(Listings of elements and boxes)
▶
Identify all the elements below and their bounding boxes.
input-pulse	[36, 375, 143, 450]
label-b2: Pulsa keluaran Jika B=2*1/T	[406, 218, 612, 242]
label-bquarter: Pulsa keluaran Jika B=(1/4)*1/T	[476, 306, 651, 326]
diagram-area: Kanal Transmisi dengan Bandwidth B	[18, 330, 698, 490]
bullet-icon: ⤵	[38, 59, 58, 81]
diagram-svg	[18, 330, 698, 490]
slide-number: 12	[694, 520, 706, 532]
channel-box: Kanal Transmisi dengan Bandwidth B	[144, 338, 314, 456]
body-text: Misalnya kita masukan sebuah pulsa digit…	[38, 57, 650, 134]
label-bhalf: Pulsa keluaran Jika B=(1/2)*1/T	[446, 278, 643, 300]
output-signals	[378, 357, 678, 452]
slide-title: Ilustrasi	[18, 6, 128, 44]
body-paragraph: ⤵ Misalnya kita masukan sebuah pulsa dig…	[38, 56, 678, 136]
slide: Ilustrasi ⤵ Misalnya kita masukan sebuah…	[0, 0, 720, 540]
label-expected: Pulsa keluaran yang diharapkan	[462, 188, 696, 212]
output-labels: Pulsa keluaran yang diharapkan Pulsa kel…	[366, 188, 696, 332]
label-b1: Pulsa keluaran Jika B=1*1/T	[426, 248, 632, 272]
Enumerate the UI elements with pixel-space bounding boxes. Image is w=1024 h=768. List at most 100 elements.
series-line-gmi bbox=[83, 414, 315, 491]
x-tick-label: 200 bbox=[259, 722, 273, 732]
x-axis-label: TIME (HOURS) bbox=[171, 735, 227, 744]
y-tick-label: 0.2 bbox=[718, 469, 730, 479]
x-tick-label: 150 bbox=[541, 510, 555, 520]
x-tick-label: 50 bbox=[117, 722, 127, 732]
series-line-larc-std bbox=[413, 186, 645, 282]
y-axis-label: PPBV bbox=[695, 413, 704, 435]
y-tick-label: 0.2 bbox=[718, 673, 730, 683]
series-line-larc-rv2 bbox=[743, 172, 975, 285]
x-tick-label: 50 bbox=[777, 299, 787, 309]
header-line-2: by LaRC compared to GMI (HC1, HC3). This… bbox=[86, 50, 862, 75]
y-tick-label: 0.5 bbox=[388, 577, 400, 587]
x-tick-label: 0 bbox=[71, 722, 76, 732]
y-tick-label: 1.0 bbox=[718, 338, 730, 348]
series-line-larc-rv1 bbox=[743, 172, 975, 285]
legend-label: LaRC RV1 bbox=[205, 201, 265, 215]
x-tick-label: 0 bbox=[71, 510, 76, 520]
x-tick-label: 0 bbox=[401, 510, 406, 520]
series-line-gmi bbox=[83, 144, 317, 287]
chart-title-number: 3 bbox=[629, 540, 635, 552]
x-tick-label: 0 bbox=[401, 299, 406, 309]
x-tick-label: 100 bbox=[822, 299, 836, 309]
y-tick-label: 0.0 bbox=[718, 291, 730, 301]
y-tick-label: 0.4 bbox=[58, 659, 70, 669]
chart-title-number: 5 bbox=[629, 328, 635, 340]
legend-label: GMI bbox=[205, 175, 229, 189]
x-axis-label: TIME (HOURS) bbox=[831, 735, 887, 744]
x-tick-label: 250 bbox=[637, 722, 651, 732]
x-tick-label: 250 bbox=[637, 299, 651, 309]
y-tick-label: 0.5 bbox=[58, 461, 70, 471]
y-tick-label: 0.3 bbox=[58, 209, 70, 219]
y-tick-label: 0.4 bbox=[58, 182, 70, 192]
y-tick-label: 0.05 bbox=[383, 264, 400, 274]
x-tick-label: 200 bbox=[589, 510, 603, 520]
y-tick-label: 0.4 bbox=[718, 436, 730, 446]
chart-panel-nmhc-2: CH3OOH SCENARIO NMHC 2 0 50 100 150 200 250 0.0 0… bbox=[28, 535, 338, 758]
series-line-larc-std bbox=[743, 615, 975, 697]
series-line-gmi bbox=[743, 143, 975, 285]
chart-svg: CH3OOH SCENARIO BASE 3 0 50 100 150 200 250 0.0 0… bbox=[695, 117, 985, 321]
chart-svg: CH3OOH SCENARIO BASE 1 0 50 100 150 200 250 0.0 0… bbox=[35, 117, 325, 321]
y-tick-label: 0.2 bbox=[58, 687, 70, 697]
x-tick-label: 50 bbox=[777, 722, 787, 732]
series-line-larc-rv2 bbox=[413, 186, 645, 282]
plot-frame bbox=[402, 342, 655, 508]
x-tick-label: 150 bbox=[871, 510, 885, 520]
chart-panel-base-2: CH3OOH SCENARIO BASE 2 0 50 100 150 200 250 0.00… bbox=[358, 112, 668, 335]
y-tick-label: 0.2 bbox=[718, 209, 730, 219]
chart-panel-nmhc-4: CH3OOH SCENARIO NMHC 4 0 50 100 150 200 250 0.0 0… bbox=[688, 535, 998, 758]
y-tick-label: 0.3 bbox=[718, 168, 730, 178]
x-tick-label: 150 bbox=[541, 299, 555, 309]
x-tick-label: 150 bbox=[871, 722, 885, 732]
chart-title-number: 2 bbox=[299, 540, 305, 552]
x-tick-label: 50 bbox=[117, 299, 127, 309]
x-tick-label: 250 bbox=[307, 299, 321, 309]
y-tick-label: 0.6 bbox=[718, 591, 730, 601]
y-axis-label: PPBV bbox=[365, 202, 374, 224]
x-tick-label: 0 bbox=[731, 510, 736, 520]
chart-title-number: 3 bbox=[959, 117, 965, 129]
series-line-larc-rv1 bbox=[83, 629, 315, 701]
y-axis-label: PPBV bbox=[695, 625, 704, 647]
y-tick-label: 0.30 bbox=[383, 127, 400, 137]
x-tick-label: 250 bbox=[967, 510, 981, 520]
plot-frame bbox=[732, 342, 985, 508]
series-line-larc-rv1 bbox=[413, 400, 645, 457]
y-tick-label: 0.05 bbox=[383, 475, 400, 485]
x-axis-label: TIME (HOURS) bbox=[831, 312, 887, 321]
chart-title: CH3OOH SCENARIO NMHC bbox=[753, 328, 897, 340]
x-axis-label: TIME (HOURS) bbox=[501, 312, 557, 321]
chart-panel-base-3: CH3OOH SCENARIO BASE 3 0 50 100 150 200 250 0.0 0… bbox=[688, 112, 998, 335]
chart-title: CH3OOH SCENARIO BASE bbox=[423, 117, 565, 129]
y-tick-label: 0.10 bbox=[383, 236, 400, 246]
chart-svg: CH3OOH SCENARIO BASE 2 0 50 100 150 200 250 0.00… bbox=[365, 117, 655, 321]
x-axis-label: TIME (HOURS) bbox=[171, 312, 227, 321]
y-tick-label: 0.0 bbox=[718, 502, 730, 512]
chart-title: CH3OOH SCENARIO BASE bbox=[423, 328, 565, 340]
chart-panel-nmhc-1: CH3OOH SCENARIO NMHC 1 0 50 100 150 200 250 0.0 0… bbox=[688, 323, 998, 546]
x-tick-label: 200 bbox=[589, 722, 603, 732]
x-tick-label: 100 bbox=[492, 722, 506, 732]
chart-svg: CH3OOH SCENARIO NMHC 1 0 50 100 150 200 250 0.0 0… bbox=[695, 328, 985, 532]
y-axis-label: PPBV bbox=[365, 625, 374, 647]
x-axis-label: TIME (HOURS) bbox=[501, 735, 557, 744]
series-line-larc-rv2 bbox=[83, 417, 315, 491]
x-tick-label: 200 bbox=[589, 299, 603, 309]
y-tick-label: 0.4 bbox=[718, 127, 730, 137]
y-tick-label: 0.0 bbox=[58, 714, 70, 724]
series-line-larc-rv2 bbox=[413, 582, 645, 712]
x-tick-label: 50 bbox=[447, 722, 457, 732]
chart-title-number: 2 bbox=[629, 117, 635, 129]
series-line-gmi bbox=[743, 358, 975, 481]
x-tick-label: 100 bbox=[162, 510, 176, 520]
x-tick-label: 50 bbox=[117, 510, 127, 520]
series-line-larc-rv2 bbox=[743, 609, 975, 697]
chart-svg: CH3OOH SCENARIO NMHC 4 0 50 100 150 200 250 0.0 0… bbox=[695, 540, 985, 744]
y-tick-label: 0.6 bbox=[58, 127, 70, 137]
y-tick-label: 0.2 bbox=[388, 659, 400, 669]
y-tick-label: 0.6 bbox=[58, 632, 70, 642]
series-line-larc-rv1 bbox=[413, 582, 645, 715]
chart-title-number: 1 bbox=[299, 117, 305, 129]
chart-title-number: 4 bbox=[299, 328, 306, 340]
◀
### What the task asks
Recast everything from the start of the listing down to the line containing "y-axis-label: PPBV bbox=[695, 413, 704, 435]", inclusive, as a JSON list of strings with one string per line and blank lines omitted.

### Solution below
[
  "Identify all the elements below and their bounding boxes.",
  "input-pulse\t[36, 375, 143, 450]",
  "label-b2: Pulsa keluaran Jika B=2*1/T\t[406, 218, 612, 242]",
  "label-bquarter: Pulsa keluaran Jika B=(1/4)*1/T\t[476, 306, 651, 326]",
  "diagram-area: Kanal Transmisi dengan Bandwidth B\t[18, 330, 698, 490]",
  "bullet-icon: ⤵\t[38, 59, 58, 81]",
  "diagram-svg\t[18, 330, 698, 490]",
  "slide-number: 12\t[694, 520, 706, 532]",
  "channel-box: Kanal Transmisi dengan Bandwidth B\t[144, 338, 314, 456]",
  "body-text: Misalnya kita masukan sebuah pulsa digit…\t[38, 57, 650, 134]",
  "label-bhalf: Pulsa keluaran Jika B=(1/2)*1/T\t[446, 278, 643, 300]",
  "output-signals\t[378, 357, 678, 452]",
  "slide-title: Ilustrasi\t[18, 6, 128, 44]",
  "body-paragraph: ⤵ Misalnya kita masukan sebuah pulsa dig…\t[38, 56, 678, 136]",
  "slide: Ilustrasi ⤵ Misalnya kita masukan sebuah…\t[0, 0, 720, 540]",
  "label-expected: Pulsa keluaran yang diharapkan\t[462, 188, 696, 212]",
  "output-labels: Pulsa keluaran yang diharapkan Pulsa kel…\t[366, 188, 696, 332]",
  "label-b1: Pulsa keluaran Jika B=1*1/T\t[426, 248, 632, 272]",
  "Enumerate the UI elements with pixel-space bounding boxes. Image is w=1024 h=768. List at most 100 elements.",
  "series-line-gmi bbox=[83, 414, 315, 491]",
  "x-tick-label: 200 bbox=[259, 722, 273, 732]",
  "x-axis-label: TIME (HOURS) bbox=[171, 735, 227, 744]",
  "y-tick-label: 0.2 bbox=[718, 469, 730, 479]",
  "x-tick-label: 150 bbox=[541, 510, 555, 520]",
  "x-tick-label: 50 bbox=[117, 722, 127, 732]",
  "series-line-larc-std bbox=[413, 186, 645, 282]",
  "y-axis-label: PPBV bbox=[695, 413, 704, 435]"
]